**Set problem**
Return all of the data exactly as written, without the pictures.

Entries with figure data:
****************************************

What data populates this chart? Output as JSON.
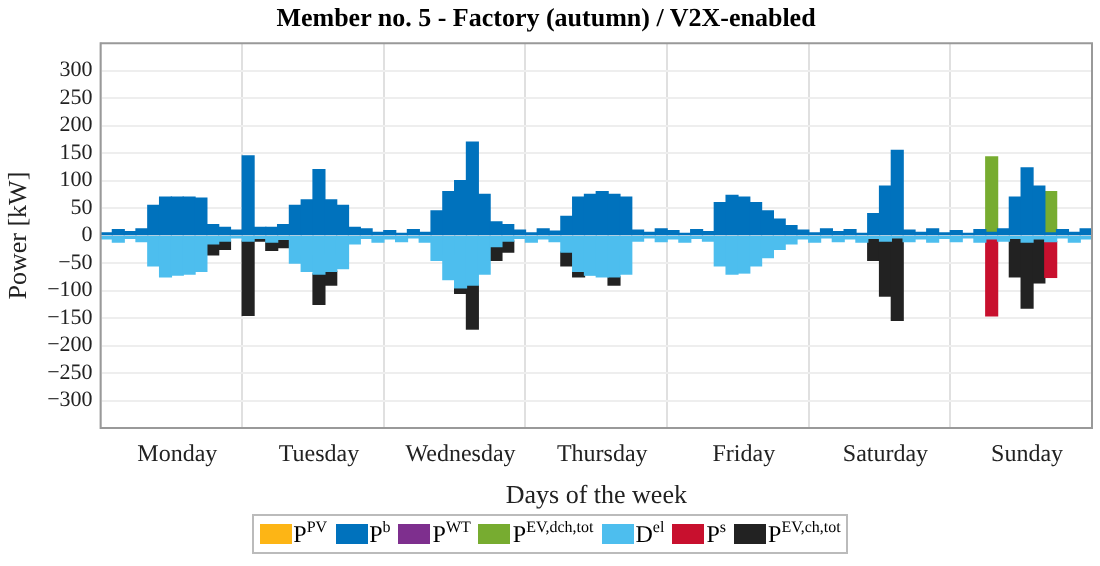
{
  "chart_data": {
    "type": "bar",
    "stacked": true,
    "title": "Member no. 5 - Factory (autumn) / V2X-enabled",
    "xlabel": "Days of the week",
    "ylabel": "Power [kW]",
    "categories": [
      null,
      null,
      null,
      null,
      null,
      null,
      "Monday",
      null,
      null,
      null,
      null,
      null,
      null,
      null,
      null,
      null,
      null,
      null,
      "Tuesday",
      null,
      null,
      null,
      null,
      null,
      null,
      null,
      null,
      null,
      null,
      null,
      "Wednesday",
      null,
      null,
      null,
      null,
      null,
      null,
      null,
      null,
      null,
      null,
      null,
      "Thursday",
      null,
      null,
      null,
      null,
      null,
      null,
      null,
      null,
      null,
      null,
      null,
      "Friday",
      null,
      null,
      null,
      null,
      null,
      null,
      null,
      null,
      null,
      null,
      null,
      "Saturday",
      null,
      null,
      null,
      null,
      null,
      null,
      null,
      null,
      null,
      null,
      null,
      "Sunday",
      null,
      null,
      null,
      null,
      null
    ],
    "ylim": [
      -350,
      350
    ],
    "yticks": [
      -300,
      -250,
      -200,
      -150,
      -100,
      -50,
      0,
      50,
      100,
      150,
      200,
      250,
      300
    ],
    "grid": true,
    "legend": "bottom",
    "series": [
      {
        "name": "P$^{PV}$",
        "color": "#fdb515",
        "values": [
          null,
          null,
          null,
          null,
          null,
          null,
          null,
          null,
          null,
          null,
          null,
          null,
          null,
          null,
          null,
          null,
          null,
          null,
          null,
          null,
          null,
          null,
          null,
          null,
          null,
          null,
          null,
          null,
          null,
          null,
          null,
          null,
          null,
          null,
          null,
          null,
          null,
          null,
          null,
          null,
          null,
          null,
          null,
          null,
          null,
          null,
          null,
          null,
          null,
          null,
          null,
          null,
          null,
          null,
          null,
          null,
          null,
          null,
          null,
          null,
          null,
          null,
          null,
          null,
          null,
          null,
          null,
          null,
          null,
          null,
          null,
          null,
          null,
          null,
          null,
          null,
          null,
          null,
          null,
          null,
          null,
          null,
          null,
          null
        ]
      },
      {
        "name": "P$^{b}$",
        "color": "#0072bd",
        "values": [
          5,
          11,
          7,
          12,
          55,
          70,
          70,
          70,
          68,
          20,
          15,
          10,
          145,
          15,
          15,
          20,
          55,
          65,
          120,
          65,
          55,
          15,
          12,
          6,
          9,
          4,
          11,
          6,
          45,
          80,
          100,
          170,
          75,
          25,
          20,
          10,
          5,
          12,
          8,
          35,
          70,
          75,
          80,
          75,
          70,
          10,
          6,
          12,
          9,
          4,
          11,
          7,
          60,
          73,
          70,
          60,
          45,
          30,
          18,
          10,
          5,
          12,
          7,
          11,
          4,
          40,
          90,
          155,
          10,
          6,
          12,
          5,
          9,
          4,
          11,
          6,
          12,
          70,
          123,
          90,
          5,
          11,
          6,
          12
        ]
      },
      {
        "name": "P$^{WT}$",
        "color": "#7e2f8e",
        "values": [
          null,
          null,
          null,
          null,
          null,
          null,
          null,
          null,
          null,
          null,
          null,
          null,
          null,
          null,
          null,
          null,
          null,
          null,
          null,
          null,
          null,
          null,
          null,
          null,
          null,
          null,
          null,
          null,
          null,
          null,
          null,
          null,
          null,
          null,
          null,
          null,
          null,
          null,
          null,
          null,
          null,
          null,
          null,
          null,
          null,
          null,
          null,
          null,
          null,
          null,
          null,
          null,
          null,
          null,
          null,
          null,
          null,
          null,
          null,
          null,
          null,
          null,
          null,
          null,
          null,
          null,
          null,
          null,
          null,
          null,
          null,
          null,
          null,
          null,
          null,
          null,
          null,
          null,
          null,
          null,
          null,
          null,
          null,
          null
        ]
      },
      {
        "name": "P$^{EV,dch,tot}$",
        "color": "#77ac30",
        "values": [
          null,
          null,
          null,
          null,
          null,
          null,
          null,
          null,
          null,
          null,
          null,
          null,
          null,
          null,
          null,
          null,
          null,
          null,
          null,
          null,
          null,
          null,
          null,
          null,
          null,
          null,
          null,
          null,
          null,
          null,
          null,
          null,
          null,
          null,
          null,
          null,
          null,
          null,
          null,
          null,
          null,
          null,
          null,
          null,
          null,
          null,
          null,
          null,
          null,
          null,
          null,
          null,
          null,
          null,
          null,
          null,
          null,
          null,
          null,
          null,
          null,
          null,
          null,
          null,
          null,
          null,
          null,
          null,
          null,
          null,
          null,
          null,
          null,
          null,
          null,
          137,
          null,
          null,
          null,
          null,
          75,
          null,
          null,
          null
        ]
      },
      {
        "name": "D$^{el}$",
        "color": "#4dbeee",
        "values": [
          -6,
          -12,
          -5,
          -11,
          -55,
          -75,
          -72,
          -70,
          -65,
          -15,
          -10,
          -4,
          -10,
          -5,
          -12,
          -7,
          -50,
          -65,
          -70,
          -65,
          -60,
          -15,
          -5,
          -12,
          -6,
          -11,
          -4,
          -12,
          -45,
          -80,
          -95,
          -90,
          -70,
          -20,
          -10,
          -5,
          -12,
          -6,
          -11,
          -30,
          -65,
          -72,
          -75,
          -75,
          -70,
          -10,
          -4,
          -11,
          -6,
          -12,
          -5,
          -10,
          -55,
          -70,
          -68,
          -55,
          -40,
          -25,
          -15,
          -6,
          -12,
          -4,
          -11,
          -6,
          -12,
          -5,
          -10,
          -4,
          -11,
          -6,
          -12,
          -5,
          -11,
          -4,
          -12,
          -6,
          -10,
          -5,
          -12,
          -6,
          -11,
          -4,
          -12,
          -6
        ]
      },
      {
        "name": "P$^{s}$",
        "color": "#c8102e",
        "values": [
          null,
          null,
          null,
          null,
          null,
          null,
          null,
          null,
          null,
          null,
          null,
          null,
          null,
          null,
          null,
          null,
          null,
          null,
          null,
          null,
          null,
          null,
          null,
          null,
          null,
          null,
          null,
          null,
          null,
          null,
          null,
          null,
          null,
          null,
          null,
          null,
          null,
          null,
          null,
          null,
          null,
          null,
          null,
          null,
          null,
          null,
          null,
          null,
          null,
          null,
          null,
          null,
          null,
          null,
          null,
          null,
          null,
          null,
          null,
          null,
          null,
          null,
          null,
          null,
          null,
          null,
          null,
          null,
          null,
          null,
          null,
          null,
          null,
          null,
          null,
          -140,
          null,
          null,
          null,
          null,
          -65,
          null,
          null,
          null
        ]
      },
      {
        "name": "P$^{EV,ch,tot}$",
        "color": "#222222",
        "values": [
          null,
          null,
          null,
          null,
          null,
          null,
          null,
          null,
          null,
          -20,
          -15,
          null,
          -135,
          -5,
          -15,
          -15,
          null,
          null,
          -55,
          -25,
          null,
          null,
          null,
          null,
          null,
          null,
          null,
          null,
          null,
          null,
          -10,
          -80,
          null,
          -25,
          -20,
          null,
          null,
          null,
          null,
          -25,
          -10,
          null,
          null,
          -15,
          null,
          null,
          null,
          null,
          null,
          null,
          null,
          null,
          null,
          null,
          null,
          null,
          null,
          null,
          null,
          null,
          null,
          null,
          null,
          null,
          null,
          -40,
          -100,
          -150,
          null,
          null,
          null,
          null,
          null,
          null,
          null,
          null,
          null,
          -70,
          -120,
          -80,
          null,
          null,
          null,
          null
        ]
      }
    ]
  }
}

****************************************

**Task solution**
What data populates this chart? Output as JSON.
{
  "chart_data": {
    "type": "bar",
    "stacked": true,
    "title": "Member no. 5 - Factory (autumn) / V2X-enabled",
    "xlabel": "Days of the week",
    "ylabel": "Power [kW]",
    "categories": [
      null,
      null,
      null,
      null,
      null,
      null,
      "Monday",
      null,
      null,
      null,
      null,
      null,
      null,
      null,
      null,
      null,
      null,
      null,
      "Tuesday",
      null,
      null,
      null,
      null,
      null,
      null,
      null,
      null,
      null,
      null,
      null,
      "Wednesday",
      null,
      null,
      null,
      null,
      null,
      null,
      null,
      null,
      null,
      null,
      null,
      "Thursday",
      null,
      null,
      null,
      null,
      null,
      null,
      null,
      null,
      null,
      null,
      null,
      "Friday",
      null,
      null,
      null,
      null,
      null,
      null,
      null,
      null,
      null,
      null,
      null,
      "Saturday",
      null,
      null,
      null,
      null,
      null,
      null,
      null,
      null,
      null,
      null,
      null,
      "Sunday",
      null,
      null,
      null,
      null,
      null
    ],
    "ylim": [
      -350,
      350
    ],
    "yticks": [
      -300,
      -250,
      -200,
      -150,
      -100,
      -50,
      0,
      50,
      100,
      150,
      200,
      250,
      300
    ],
    "grid": true,
    "legend": "bottom",
    "series": [
      {
        "name": "P$^{PV}$",
        "color": "#fdb515",
        "values": [
          null,
          null,
          null,
          null,
          null,
          null,
          null,
          null,
          null,
          null,
          null,
          null,
          null,
          null,
          null,
          null,
          null,
          null,
          null,
          null,
          null,
          null,
          null,
          null,
          null,
          null,
          null,
          null,
          null,
          null,
          null,
          null,
          null,
          null,
          null,
          null,
          null,
          null,
          null,
          null,
          null,
          null,
          null,
          null,
          null,
          null,
          null,
          null,
          null,
          null,
          null,
          null,
          null,
          null,
          null,
          null,
          null,
          null,
          null,
          null,
          null,
          null,
          null,
          null,
          null,
          null,
          null,
          null,
          null,
          null,
          null,
          null,
          null,
          null,
          null,
          null,
          null,
          null,
          null,
          null,
          null,
          null,
          null,
          null
        ]
      },
      {
        "name": "P$^{b}$",
        "color": "#0072bd",
        "values": [
          5,
          11,
          7,
          12,
          55,
          70,
          70,
          70,
          68,
          20,
          15,
          10,
          145,
          15,
          15,
          20,
          55,
          65,
          120,
          65,
          55,
          15,
          12,
          6,
          9,
          4,
          11,
          6,
          45,
          80,
          100,
          170,
          75,
          25,
          20,
          10,
          5,
          12,
          8,
          35,
          70,
          75,
          80,
          75,
          70,
          10,
          6,
          12,
          9,
          4,
          11,
          7,
          60,
          73,
          70,
          60,
          45,
          30,
          18,
          10,
          5,
          12,
          7,
          11,
          4,
          40,
          90,
          155,
          10,
          6,
          12,
          5,
          9,
          4,
          11,
          6,
          12,
          70,
          123,
          90,
          5,
          11,
          6,
          12
        ]
      },
      {
        "name": "P$^{WT}$",
        "color": "#7e2f8e",
        "values": [
          null,
          null,
          null,
          null,
          null,
          null,
          null,
          null,
          null,
          null,
          null,
          null,
          null,
          null,
          null,
          null,
          null,
          null,
          null,
          null,
          null,
          null,
          null,
          null,
          null,
          null,
          null,
          null,
          null,
          null,
          null,
          null,
          null,
          null,
          null,
          null,
          null,
          null,
          null,
          null,
          null,
          null,
          null,
          null,
          null,
          null,
          null,
          null,
          null,
          null,
          null,
          null,
          null,
          null,
          null,
          null,
          null,
          null,
          null,
          null,
          null,
          null,
          null,
          null,
          null,
          null,
          null,
          null,
          null,
          null,
          null,
          null,
          null,
          null,
          null,
          null,
          null,
          null,
          null,
          null,
          null,
          null,
          null,
          null
        ]
      },
      {
        "name": "P$^{EV,dch,tot}$",
        "color": "#77ac30",
        "values": [
          null,
          null,
          null,
          null,
          null,
          null,
          null,
          null,
          null,
          null,
          null,
          null,
          null,
          null,
          null,
          null,
          null,
          null,
          null,
          null,
          null,
          null,
          null,
          null,
          null,
          null,
          null,
          null,
          null,
          null,
          null,
          null,
          null,
          null,
          null,
          null,
          null,
          null,
          null,
          null,
          null,
          null,
          null,
          null,
          null,
          null,
          null,
          null,
          null,
          null,
          null,
          null,
          null,
          null,
          null,
          null,
          null,
          null,
          null,
          null,
          null,
          null,
          null,
          null,
          null,
          null,
          null,
          null,
          null,
          null,
          null,
          null,
          null,
          null,
          null,
          137,
          null,
          null,
          null,
          null,
          75,
          null,
          null,
          null
        ]
      },
      {
        "name": "D$^{el}$",
        "color": "#4dbeee",
        "values": [
          -6,
          -12,
          -5,
          -11,
          -55,
          -75,
          -72,
          -70,
          -65,
          -15,
          -10,
          -4,
          -10,
          -5,
          -12,
          -7,
          -50,
          -65,
          -70,
          -65,
          -60,
          -15,
          -5,
          -12,
          -6,
          -11,
          -4,
          -12,
          -45,
          -80,
          -95,
          -90,
          -70,
          -20,
          -10,
          -5,
          -12,
          -6,
          -11,
          -30,
          -65,
          -72,
          -75,
          -75,
          -70,
          -10,
          -4,
          -11,
          -6,
          -12,
          -5,
          -10,
          -55,
          -70,
          -68,
          -55,
          -40,
          -25,
          -15,
          -6,
          -12,
          -4,
          -11,
          -6,
          -12,
          -5,
          -10,
          -4,
          -11,
          -6,
          -12,
          -5,
          -11,
          -4,
          -12,
          -6,
          -10,
          -5,
          -12,
          -6,
          -11,
          -4,
          -12,
          -6
        ]
      },
      {
        "name": "P$^{s}$",
        "color": "#c8102e",
        "values": [
          null,
          null,
          null,
          null,
          null,
          null,
          null,
          null,
          null,
          null,
          null,
          null,
          null,
          null,
          null,
          null,
          null,
          null,
          null,
          null,
          null,
          null,
          null,
          null,
          null,
          null,
          null,
          null,
          null,
          null,
          null,
          null,
          null,
          null,
          null,
          null,
          null,
          null,
          null,
          null,
          null,
          null,
          null,
          null,
          null,
          null,
          null,
          null,
          null,
          null,
          null,
          null,
          null,
          null,
          null,
          null,
          null,
          null,
          null,
          null,
          null,
          null,
          null,
          null,
          null,
          null,
          null,
          null,
          null,
          null,
          null,
          null,
          null,
          null,
          null,
          -140,
          null,
          null,
          null,
          null,
          -65,
          null,
          null,
          null
        ]
      },
      {
        "name": "P$^{EV,ch,tot}$",
        "color": "#222222",
        "values": [
          null,
          null,
          null,
          null,
          null,
          null,
          null,
          null,
          null,
          -20,
          -15,
          null,
          -135,
          -5,
          -15,
          -15,
          null,
          null,
          -55,
          -25,
          null,
          null,
          null,
          null,
          null,
          null,
          null,
          null,
          null,
          null,
          -10,
          -80,
          null,
          -25,
          -20,
          null,
          null,
          null,
          null,
          -25,
          -10,
          null,
          null,
          -15,
          null,
          null,
          null,
          null,
          null,
          null,
          null,
          null,
          null,
          null,
          null,
          null,
          null,
          null,
          null,
          null,
          null,
          null,
          null,
          null,
          null,
          -40,
          -100,
          -150,
          null,
          null,
          null,
          null,
          null,
          null,
          null,
          null,
          null,
          -70,
          -120,
          -80,
          null,
          null,
          null,
          null
        ]
      }
    ]
  }
}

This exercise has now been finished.